**Requirement:** Set each entry down verbatim, omitting images.

══════

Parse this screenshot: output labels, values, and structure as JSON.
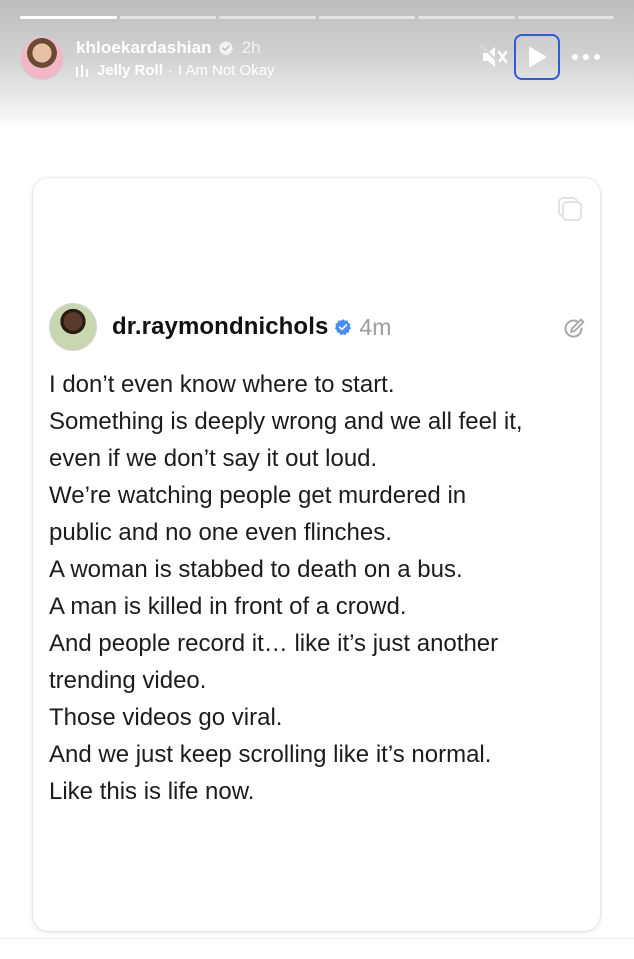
{
  "story": {
    "progress": [
      1,
      0,
      0,
      0,
      0,
      0
    ],
    "username": "khloekardashian",
    "time": "2h",
    "music": {
      "artist": "Jelly Roll",
      "separator": "·",
      "title": "I Am Not Okay"
    }
  },
  "post": {
    "username": "dr.raymondnichols",
    "time": "4m",
    "lines": [
      "I don’t even know where to start.",
      "Something is deeply wrong and we all feel it,",
      "even if we don’t say it out loud.",
      "We’re watching people get murdered in",
      "public and no one even flinches.",
      "A woman is stabbed to death on a bus.",
      "A man is killed in front of a crowd.",
      "And people record it… like it’s just another",
      "trending video.",
      "Those videos go viral.",
      "And we just keep scrolling like it’s normal.",
      "Like this is life now."
    ]
  },
  "icons": {
    "mute": "speaker-muted-icon",
    "play": "play-icon",
    "more": "more-icon",
    "verified": "verified-badge-icon",
    "copy": "duplicate-icon",
    "edit": "edit-icon",
    "music": "music-bars-icon"
  },
  "colors": {
    "verified": "#4a8df6",
    "focus_outline": "#2f5bd3"
  }
}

══════

**Final answer:**
Parse this screenshot: output labels, values, and structure as JSON.
{
  "story": {
    "progress": [
      1,
      0,
      0,
      0,
      0,
      0
    ],
    "username": "khloekardashian",
    "time": "2h",
    "music": {
      "artist": "Jelly Roll",
      "separator": "·",
      "title": "I Am Not Okay"
    }
  },
  "post": {
    "username": "dr.raymondnichols",
    "time": "4m",
    "lines": [
      "I don’t even know where to start.",
      "Something is deeply wrong and we all feel it,",
      "even if we don’t say it out loud.",
      "We’re watching people get murdered in",
      "public and no one even flinches.",
      "A woman is stabbed to death on a bus.",
      "A man is killed in front of a crowd.",
      "And people record it… like it’s just another",
      "trending video.",
      "Those videos go viral.",
      "And we just keep scrolling like it’s normal.",
      "Like this is life now."
    ]
  },
  "icons": {
    "mute": "speaker-muted-icon",
    "play": "play-icon",
    "more": "more-icon",
    "verified": "verified-badge-icon",
    "copy": "duplicate-icon",
    "edit": "edit-icon",
    "music": "music-bars-icon"
  },
  "colors": {
    "verified": "#4a8df6",
    "focus_outline": "#2f5bd3"
  }
}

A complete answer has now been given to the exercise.